── Dataset records ──

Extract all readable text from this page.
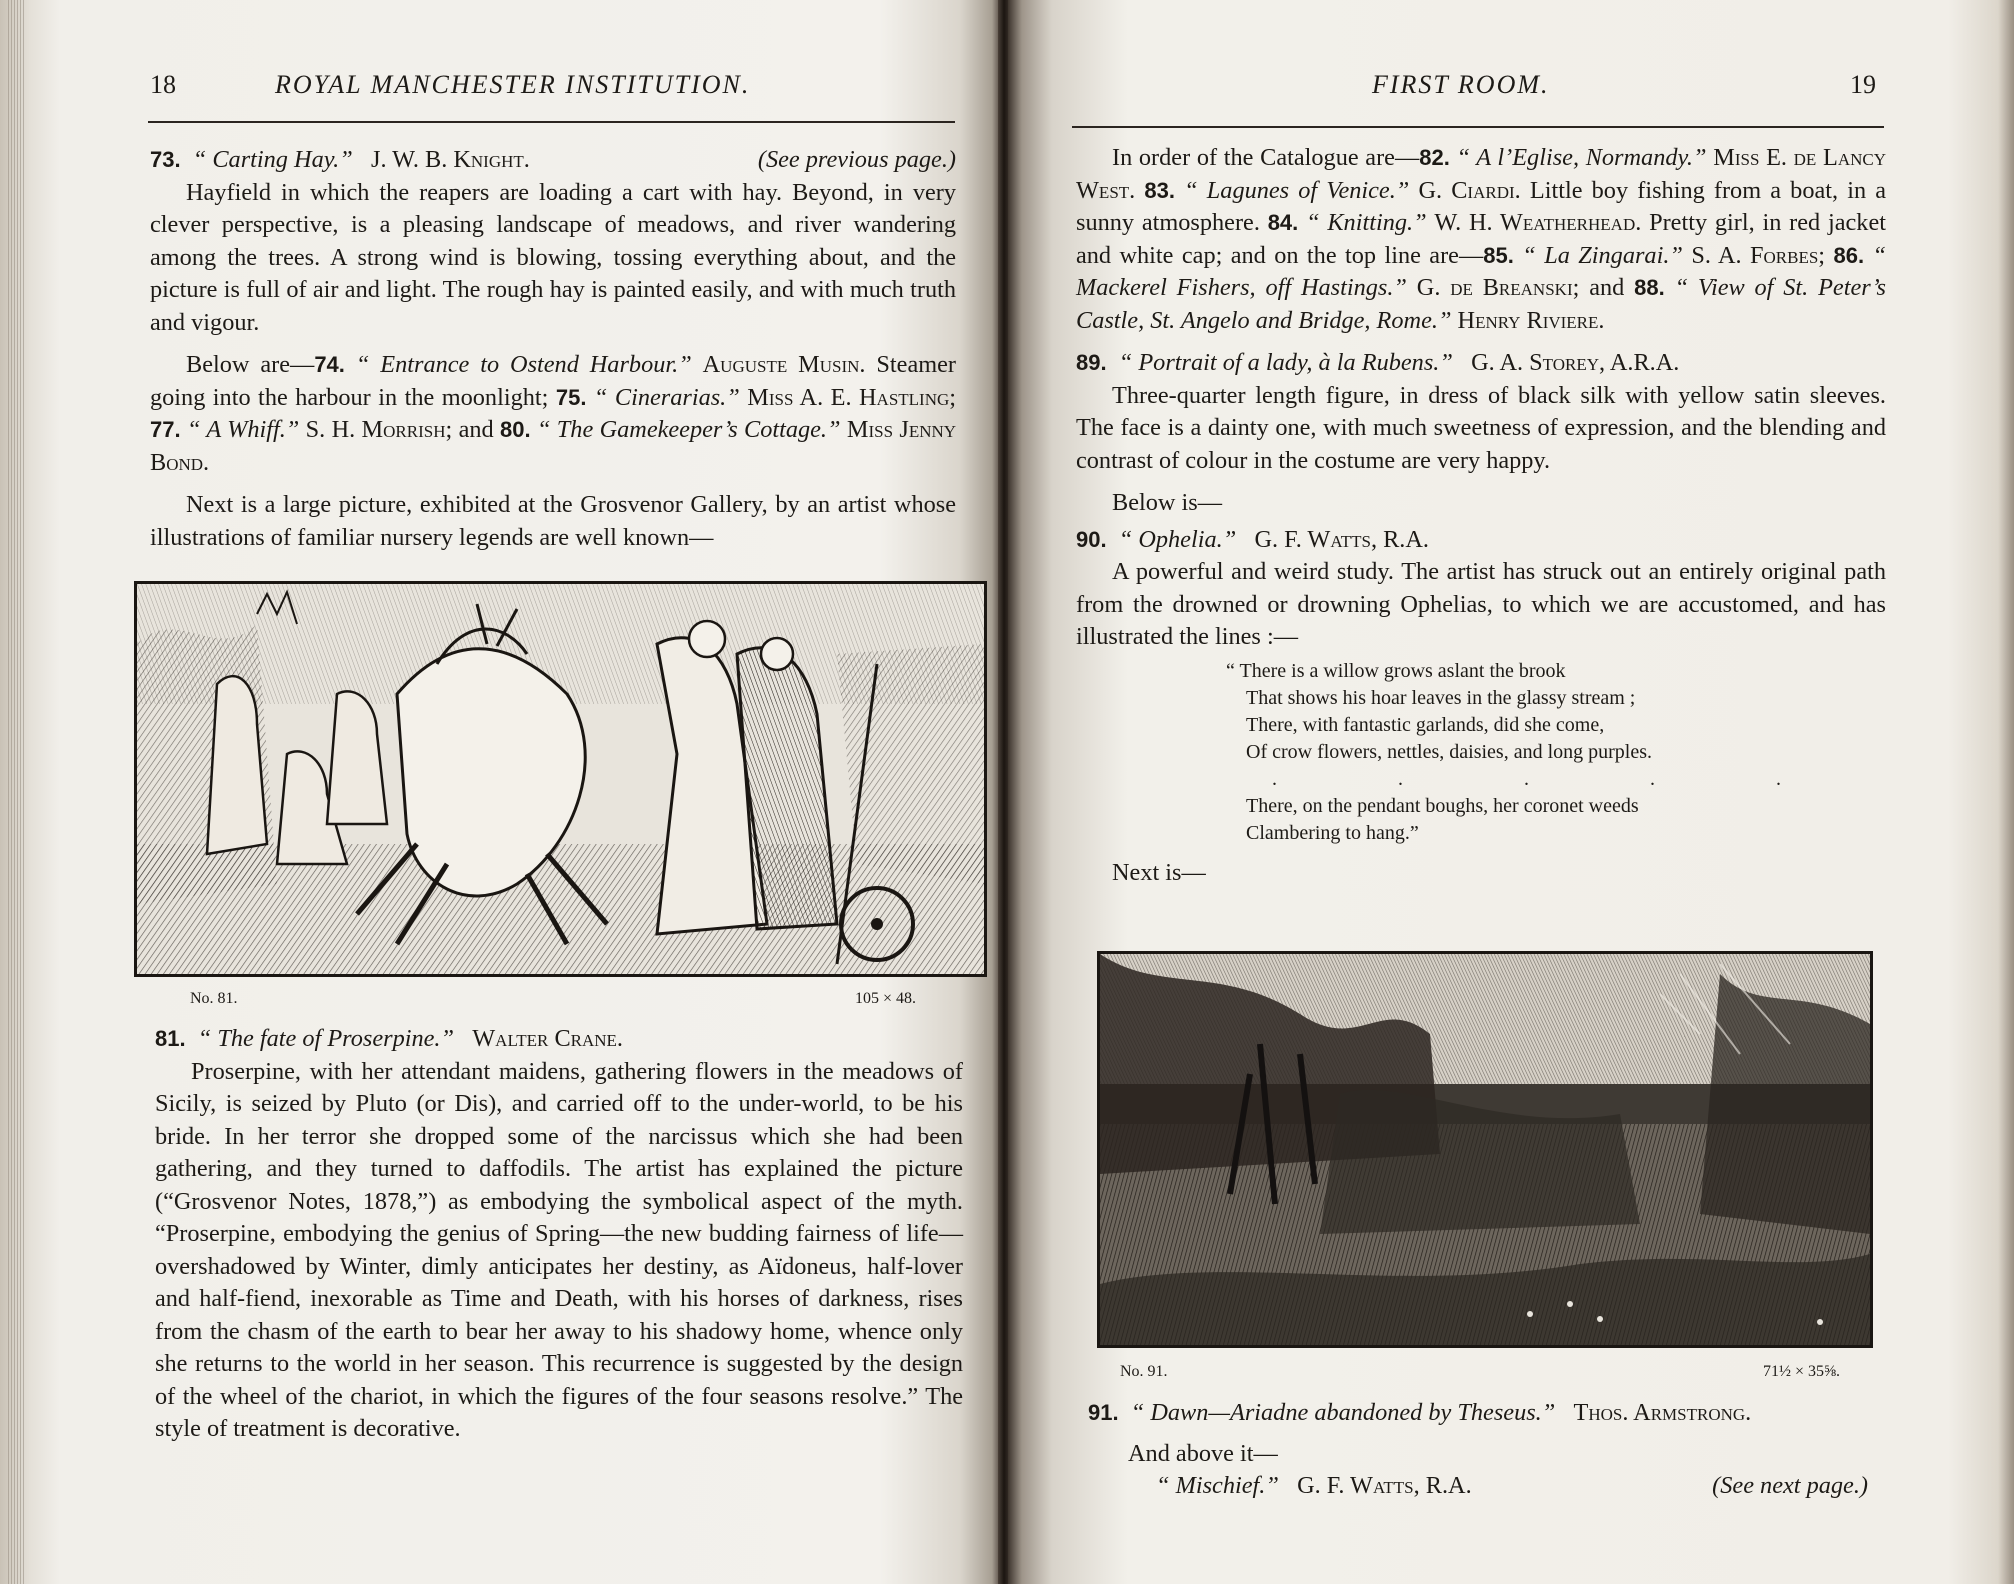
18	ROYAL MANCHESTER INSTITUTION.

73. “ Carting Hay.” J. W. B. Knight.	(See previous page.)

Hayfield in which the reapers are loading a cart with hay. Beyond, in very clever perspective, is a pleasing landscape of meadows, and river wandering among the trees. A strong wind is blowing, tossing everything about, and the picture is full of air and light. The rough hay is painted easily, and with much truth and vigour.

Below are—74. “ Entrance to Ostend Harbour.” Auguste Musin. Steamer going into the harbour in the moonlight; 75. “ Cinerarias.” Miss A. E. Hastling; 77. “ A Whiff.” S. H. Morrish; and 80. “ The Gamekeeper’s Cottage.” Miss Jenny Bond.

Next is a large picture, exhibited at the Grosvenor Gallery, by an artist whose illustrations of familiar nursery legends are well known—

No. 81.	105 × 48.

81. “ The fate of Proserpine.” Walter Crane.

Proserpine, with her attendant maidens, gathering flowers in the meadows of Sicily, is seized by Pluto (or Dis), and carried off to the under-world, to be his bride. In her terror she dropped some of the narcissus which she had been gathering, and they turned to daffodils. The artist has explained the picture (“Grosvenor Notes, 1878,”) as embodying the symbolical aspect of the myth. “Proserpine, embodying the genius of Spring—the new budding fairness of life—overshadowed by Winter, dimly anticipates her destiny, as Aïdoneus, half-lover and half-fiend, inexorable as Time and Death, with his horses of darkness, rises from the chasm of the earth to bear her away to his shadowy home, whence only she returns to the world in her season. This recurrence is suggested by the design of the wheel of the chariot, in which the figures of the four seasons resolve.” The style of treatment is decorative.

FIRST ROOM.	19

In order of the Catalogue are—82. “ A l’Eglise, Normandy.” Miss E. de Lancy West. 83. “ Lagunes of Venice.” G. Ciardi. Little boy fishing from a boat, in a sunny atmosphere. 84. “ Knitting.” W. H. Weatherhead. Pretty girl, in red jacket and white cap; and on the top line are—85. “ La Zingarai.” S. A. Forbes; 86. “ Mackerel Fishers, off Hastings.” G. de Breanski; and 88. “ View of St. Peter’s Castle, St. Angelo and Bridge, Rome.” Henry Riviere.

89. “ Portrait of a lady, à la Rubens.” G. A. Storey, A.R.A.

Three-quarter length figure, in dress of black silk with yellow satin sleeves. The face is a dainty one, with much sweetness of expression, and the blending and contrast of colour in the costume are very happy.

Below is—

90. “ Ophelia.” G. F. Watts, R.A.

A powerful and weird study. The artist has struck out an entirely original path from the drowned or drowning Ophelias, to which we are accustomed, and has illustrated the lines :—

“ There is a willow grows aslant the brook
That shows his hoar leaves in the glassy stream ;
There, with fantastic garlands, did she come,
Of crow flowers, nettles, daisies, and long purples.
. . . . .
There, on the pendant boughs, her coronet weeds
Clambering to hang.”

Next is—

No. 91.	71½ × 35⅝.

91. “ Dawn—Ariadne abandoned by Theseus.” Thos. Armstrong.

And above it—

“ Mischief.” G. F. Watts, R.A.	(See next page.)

───

▸ **Work instructions**: Go through the records and gather the lines that hold "Proserpine".

▸ **Final result**:
81. “ The fate of Proserpine.” Walter Crane.
Proserpine, with her attendant maidens, gathering flowers in the meadows of Sicily, is seized by Pluto (or Dis), and carried off to the under-world, to be his bride. In her terror she dropped some of the narcissus which she had been gathering, and they turned to daffodils. The artist has explained the picture (“Grosvenor Notes, 1878,”) as embodying the symbolical aspect of the myth. “Proserpine, embodying the genius of Spring—the new budding fairness of life—overshadowed by Winter, dimly anticipates her destiny, as Aïdoneus, half-lover and half-fiend, inexorable as Time and Death, with his horses of darkness, rises from the chasm of the earth to bear her away to his shadowy home, whence only she returns to the world in her season. This recurrence is suggested by the design of the wheel of the chariot, in which the figures of the four seasons resolve.” The style of treatment is decorative.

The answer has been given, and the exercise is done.